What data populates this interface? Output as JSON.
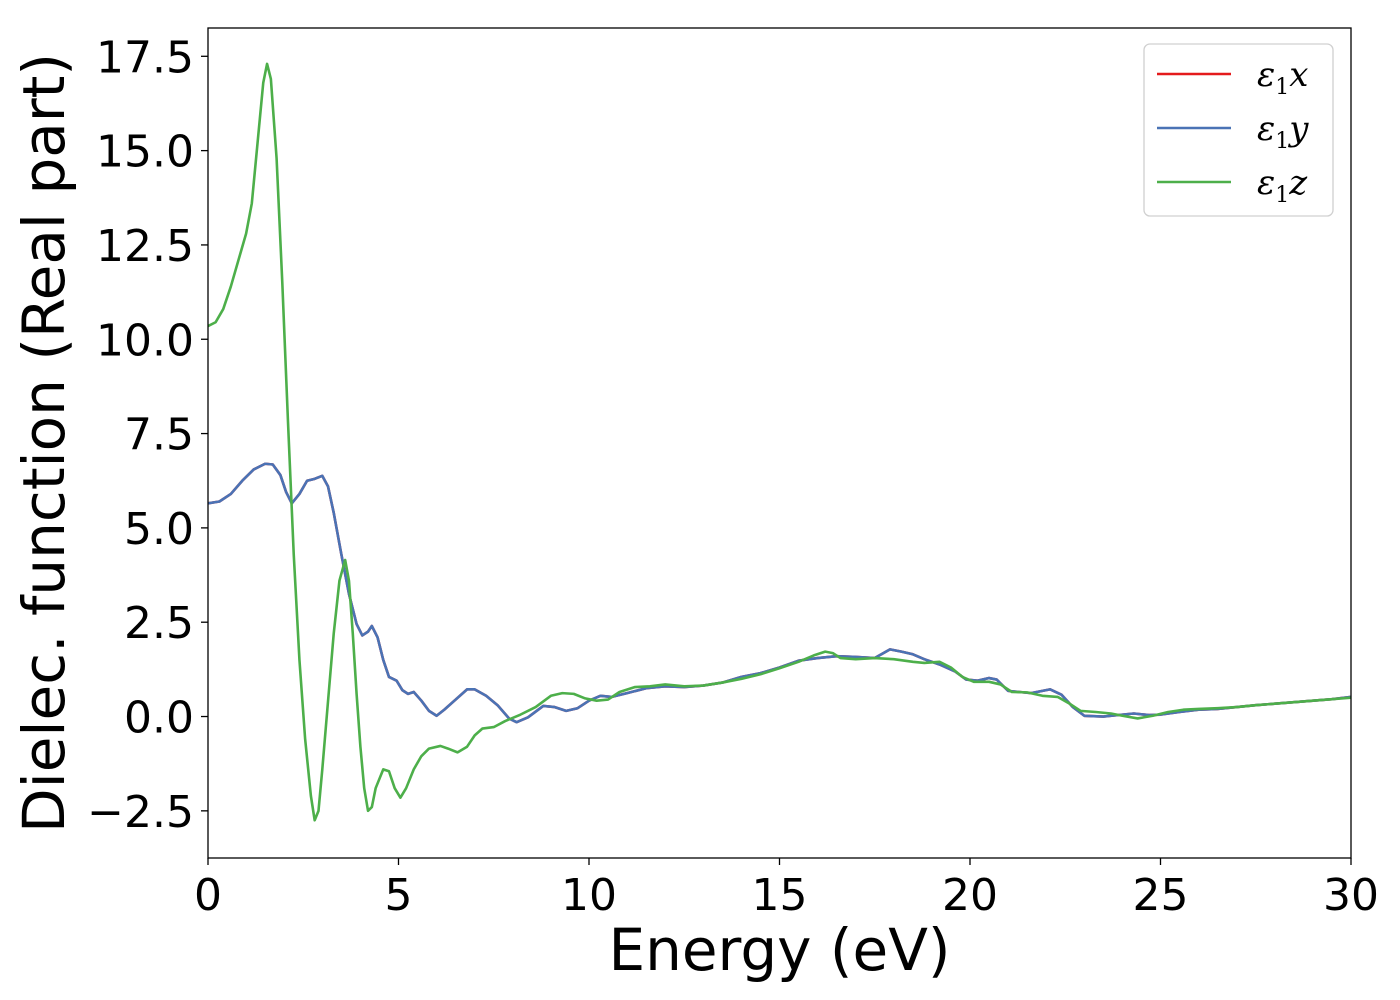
{
  "chart_data": {
    "type": "line",
    "xlabel": "Energy (eV)",
    "ylabel": "Dielec. function (Real part)",
    "xlim": [
      0,
      30
    ],
    "ylim": [
      -3.75,
      18.25
    ],
    "xticks": [
      0,
      5,
      10,
      15,
      20,
      25,
      30
    ],
    "xtick_labels": [
      "0",
      "5",
      "10",
      "15",
      "20",
      "25",
      "30"
    ],
    "yticks": [
      -2.5,
      0.0,
      2.5,
      5.0,
      7.5,
      10.0,
      12.5,
      15.0,
      17.5
    ],
    "ytick_labels": [
      "−2.5",
      "0.0",
      "2.5",
      "5.0",
      "7.5",
      "10.0",
      "12.5",
      "15.0",
      "17.5"
    ],
    "grid": false,
    "legend_position": "top-right",
    "series": [
      {
        "name": "ε₁x",
        "legend": {
          "main": "ε",
          "sub": "1",
          "tail": "x"
        },
        "color": "#e41a1c",
        "points": [
          [
            0,
            5.65
          ],
          [
            0.3,
            5.7
          ],
          [
            0.6,
            5.9
          ],
          [
            0.9,
            6.25
          ],
          [
            1.2,
            6.55
          ],
          [
            1.5,
            6.7
          ],
          [
            1.7,
            6.68
          ],
          [
            1.9,
            6.4
          ],
          [
            2.05,
            5.95
          ],
          [
            2.2,
            5.65
          ],
          [
            2.4,
            5.9
          ],
          [
            2.6,
            6.25
          ],
          [
            2.8,
            6.3
          ],
          [
            3.0,
            6.38
          ],
          [
            3.15,
            6.1
          ],
          [
            3.3,
            5.4
          ],
          [
            3.5,
            4.3
          ],
          [
            3.7,
            3.25
          ],
          [
            3.9,
            2.45
          ],
          [
            4.05,
            2.15
          ],
          [
            4.2,
            2.25
          ],
          [
            4.3,
            2.4
          ],
          [
            4.45,
            2.1
          ],
          [
            4.6,
            1.5
          ],
          [
            4.75,
            1.05
          ],
          [
            4.95,
            0.95
          ],
          [
            5.1,
            0.7
          ],
          [
            5.25,
            0.6
          ],
          [
            5.4,
            0.65
          ],
          [
            5.6,
            0.42
          ],
          [
            5.8,
            0.15
          ],
          [
            6.0,
            0.02
          ],
          [
            6.2,
            0.18
          ],
          [
            6.5,
            0.45
          ],
          [
            6.8,
            0.72
          ],
          [
            7.0,
            0.72
          ],
          [
            7.3,
            0.55
          ],
          [
            7.6,
            0.3
          ],
          [
            7.9,
            -0.05
          ],
          [
            8.1,
            -0.15
          ],
          [
            8.4,
            -0.02
          ],
          [
            8.8,
            0.28
          ],
          [
            9.1,
            0.25
          ],
          [
            9.4,
            0.15
          ],
          [
            9.7,
            0.22
          ],
          [
            10.0,
            0.42
          ],
          [
            10.3,
            0.55
          ],
          [
            10.6,
            0.52
          ],
          [
            11.0,
            0.62
          ],
          [
            11.5,
            0.75
          ],
          [
            12.0,
            0.8
          ],
          [
            12.5,
            0.78
          ],
          [
            13.0,
            0.82
          ],
          [
            13.5,
            0.9
          ],
          [
            14.0,
            1.05
          ],
          [
            14.5,
            1.15
          ],
          [
            15.0,
            1.3
          ],
          [
            15.5,
            1.48
          ],
          [
            16.0,
            1.55
          ],
          [
            16.5,
            1.6
          ],
          [
            17.0,
            1.58
          ],
          [
            17.5,
            1.55
          ],
          [
            17.9,
            1.78
          ],
          [
            18.2,
            1.72
          ],
          [
            18.5,
            1.65
          ],
          [
            18.8,
            1.52
          ],
          [
            19.2,
            1.38
          ],
          [
            19.6,
            1.2
          ],
          [
            19.9,
            0.98
          ],
          [
            20.2,
            0.95
          ],
          [
            20.5,
            1.02
          ],
          [
            20.7,
            0.98
          ],
          [
            21.0,
            0.68
          ],
          [
            21.3,
            0.65
          ],
          [
            21.6,
            0.62
          ],
          [
            21.9,
            0.68
          ],
          [
            22.1,
            0.72
          ],
          [
            22.4,
            0.58
          ],
          [
            22.7,
            0.25
          ],
          [
            23.0,
            0.02
          ],
          [
            23.5,
            0.0
          ],
          [
            24.0,
            0.05
          ],
          [
            24.3,
            0.08
          ],
          [
            24.7,
            0.04
          ],
          [
            25.0,
            0.05
          ],
          [
            25.5,
            0.12
          ],
          [
            26.0,
            0.18
          ],
          [
            26.5,
            0.2
          ],
          [
            27.0,
            0.25
          ],
          [
            27.5,
            0.3
          ],
          [
            28.0,
            0.34
          ],
          [
            28.5,
            0.38
          ],
          [
            29.0,
            0.42
          ],
          [
            29.5,
            0.46
          ],
          [
            30.0,
            0.52
          ]
        ]
      },
      {
        "name": "ε₁y",
        "legend": {
          "main": "ε",
          "sub": "1",
          "tail": "y"
        },
        "color": "#4a73b5",
        "points": [
          [
            0,
            5.65
          ],
          [
            0.3,
            5.7
          ],
          [
            0.6,
            5.9
          ],
          [
            0.9,
            6.25
          ],
          [
            1.2,
            6.55
          ],
          [
            1.5,
            6.7
          ],
          [
            1.7,
            6.68
          ],
          [
            1.9,
            6.4
          ],
          [
            2.05,
            5.95
          ],
          [
            2.2,
            5.65
          ],
          [
            2.4,
            5.9
          ],
          [
            2.6,
            6.25
          ],
          [
            2.8,
            6.3
          ],
          [
            3.0,
            6.38
          ],
          [
            3.15,
            6.1
          ],
          [
            3.3,
            5.4
          ],
          [
            3.5,
            4.3
          ],
          [
            3.7,
            3.25
          ],
          [
            3.9,
            2.45
          ],
          [
            4.05,
            2.15
          ],
          [
            4.2,
            2.25
          ],
          [
            4.3,
            2.4
          ],
          [
            4.45,
            2.1
          ],
          [
            4.6,
            1.5
          ],
          [
            4.75,
            1.05
          ],
          [
            4.95,
            0.95
          ],
          [
            5.1,
            0.7
          ],
          [
            5.25,
            0.6
          ],
          [
            5.4,
            0.65
          ],
          [
            5.6,
            0.42
          ],
          [
            5.8,
            0.15
          ],
          [
            6.0,
            0.02
          ],
          [
            6.2,
            0.18
          ],
          [
            6.5,
            0.45
          ],
          [
            6.8,
            0.72
          ],
          [
            7.0,
            0.72
          ],
          [
            7.3,
            0.55
          ],
          [
            7.6,
            0.3
          ],
          [
            7.9,
            -0.05
          ],
          [
            8.1,
            -0.15
          ],
          [
            8.4,
            -0.02
          ],
          [
            8.8,
            0.28
          ],
          [
            9.1,
            0.25
          ],
          [
            9.4,
            0.15
          ],
          [
            9.7,
            0.22
          ],
          [
            10.0,
            0.42
          ],
          [
            10.3,
            0.55
          ],
          [
            10.6,
            0.52
          ],
          [
            11.0,
            0.62
          ],
          [
            11.5,
            0.75
          ],
          [
            12.0,
            0.8
          ],
          [
            12.5,
            0.78
          ],
          [
            13.0,
            0.82
          ],
          [
            13.5,
            0.9
          ],
          [
            14.0,
            1.05
          ],
          [
            14.5,
            1.15
          ],
          [
            15.0,
            1.3
          ],
          [
            15.5,
            1.48
          ],
          [
            16.0,
            1.55
          ],
          [
            16.5,
            1.6
          ],
          [
            17.0,
            1.58
          ],
          [
            17.5,
            1.55
          ],
          [
            17.9,
            1.78
          ],
          [
            18.2,
            1.72
          ],
          [
            18.5,
            1.65
          ],
          [
            18.8,
            1.52
          ],
          [
            19.2,
            1.38
          ],
          [
            19.6,
            1.2
          ],
          [
            19.9,
            0.98
          ],
          [
            20.2,
            0.95
          ],
          [
            20.5,
            1.02
          ],
          [
            20.7,
            0.98
          ],
          [
            21.0,
            0.68
          ],
          [
            21.3,
            0.65
          ],
          [
            21.6,
            0.62
          ],
          [
            21.9,
            0.68
          ],
          [
            22.1,
            0.72
          ],
          [
            22.4,
            0.58
          ],
          [
            22.7,
            0.25
          ],
          [
            23.0,
            0.02
          ],
          [
            23.5,
            0.0
          ],
          [
            24.0,
            0.05
          ],
          [
            24.3,
            0.08
          ],
          [
            24.7,
            0.04
          ],
          [
            25.0,
            0.05
          ],
          [
            25.5,
            0.12
          ],
          [
            26.0,
            0.18
          ],
          [
            26.5,
            0.2
          ],
          [
            27.0,
            0.25
          ],
          [
            27.5,
            0.3
          ],
          [
            28.0,
            0.34
          ],
          [
            28.5,
            0.38
          ],
          [
            29.0,
            0.42
          ],
          [
            29.5,
            0.46
          ],
          [
            30.0,
            0.52
          ]
        ]
      },
      {
        "name": "ε₁z",
        "legend": {
          "main": "ε",
          "sub": "1",
          "tail": "z"
        },
        "color": "#4daf4a",
        "points": [
          [
            0,
            10.35
          ],
          [
            0.2,
            10.45
          ],
          [
            0.4,
            10.8
          ],
          [
            0.6,
            11.4
          ],
          [
            0.8,
            12.1
          ],
          [
            1.0,
            12.8
          ],
          [
            1.15,
            13.6
          ],
          [
            1.3,
            15.2
          ],
          [
            1.45,
            16.8
          ],
          [
            1.55,
            17.3
          ],
          [
            1.65,
            16.9
          ],
          [
            1.8,
            14.8
          ],
          [
            1.95,
            11.5
          ],
          [
            2.1,
            7.8
          ],
          [
            2.25,
            4.3
          ],
          [
            2.4,
            1.5
          ],
          [
            2.55,
            -0.6
          ],
          [
            2.7,
            -2.1
          ],
          [
            2.8,
            -2.75
          ],
          [
            2.9,
            -2.5
          ],
          [
            3.0,
            -1.4
          ],
          [
            3.15,
            0.4
          ],
          [
            3.3,
            2.2
          ],
          [
            3.45,
            3.6
          ],
          [
            3.6,
            4.15
          ],
          [
            3.7,
            3.6
          ],
          [
            3.8,
            2.2
          ],
          [
            3.9,
            0.6
          ],
          [
            4.0,
            -0.8
          ],
          [
            4.1,
            -1.9
          ],
          [
            4.2,
            -2.5
          ],
          [
            4.3,
            -2.4
          ],
          [
            4.4,
            -1.9
          ],
          [
            4.6,
            -1.4
          ],
          [
            4.75,
            -1.45
          ],
          [
            4.9,
            -1.9
          ],
          [
            5.05,
            -2.15
          ],
          [
            5.2,
            -1.9
          ],
          [
            5.4,
            -1.4
          ],
          [
            5.6,
            -1.05
          ],
          [
            5.8,
            -0.85
          ],
          [
            6.1,
            -0.78
          ],
          [
            6.3,
            -0.85
          ],
          [
            6.55,
            -0.95
          ],
          [
            6.8,
            -0.8
          ],
          [
            7.0,
            -0.5
          ],
          [
            7.2,
            -0.32
          ],
          [
            7.5,
            -0.28
          ],
          [
            7.8,
            -0.12
          ],
          [
            8.2,
            0.05
          ],
          [
            8.6,
            0.25
          ],
          [
            9.0,
            0.55
          ],
          [
            9.3,
            0.62
          ],
          [
            9.6,
            0.6
          ],
          [
            9.9,
            0.48
          ],
          [
            10.2,
            0.42
          ],
          [
            10.5,
            0.45
          ],
          [
            10.8,
            0.65
          ],
          [
            11.2,
            0.78
          ],
          [
            11.6,
            0.8
          ],
          [
            12.0,
            0.85
          ],
          [
            12.5,
            0.8
          ],
          [
            13.0,
            0.82
          ],
          [
            13.5,
            0.9
          ],
          [
            14.0,
            1.0
          ],
          [
            14.5,
            1.12
          ],
          [
            15.0,
            1.28
          ],
          [
            15.5,
            1.45
          ],
          [
            15.9,
            1.62
          ],
          [
            16.2,
            1.72
          ],
          [
            16.4,
            1.68
          ],
          [
            16.6,
            1.55
          ],
          [
            17.0,
            1.52
          ],
          [
            17.5,
            1.55
          ],
          [
            18.0,
            1.52
          ],
          [
            18.5,
            1.45
          ],
          [
            18.8,
            1.42
          ],
          [
            19.2,
            1.45
          ],
          [
            19.5,
            1.3
          ],
          [
            19.8,
            1.05
          ],
          [
            20.1,
            0.92
          ],
          [
            20.5,
            0.92
          ],
          [
            20.8,
            0.85
          ],
          [
            21.1,
            0.65
          ],
          [
            21.5,
            0.64
          ],
          [
            21.9,
            0.55
          ],
          [
            22.3,
            0.52
          ],
          [
            22.6,
            0.35
          ],
          [
            22.9,
            0.15
          ],
          [
            23.3,
            0.12
          ],
          [
            23.7,
            0.08
          ],
          [
            24.0,
            0.02
          ],
          [
            24.4,
            -0.05
          ],
          [
            24.8,
            0.02
          ],
          [
            25.2,
            0.12
          ],
          [
            25.6,
            0.18
          ],
          [
            26.0,
            0.2
          ],
          [
            26.5,
            0.22
          ],
          [
            27.0,
            0.25
          ],
          [
            27.5,
            0.3
          ],
          [
            28.0,
            0.34
          ],
          [
            28.5,
            0.38
          ],
          [
            29.0,
            0.42
          ],
          [
            29.5,
            0.46
          ],
          [
            30.0,
            0.5
          ]
        ]
      }
    ]
  }
}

• Exercise directions: Extract, from the listing above, every line where the string "color" occurs.

• Correct response:
        "color": "#e41a1c",
        "color": "#4a73b5",
        "color": "#4daf4a",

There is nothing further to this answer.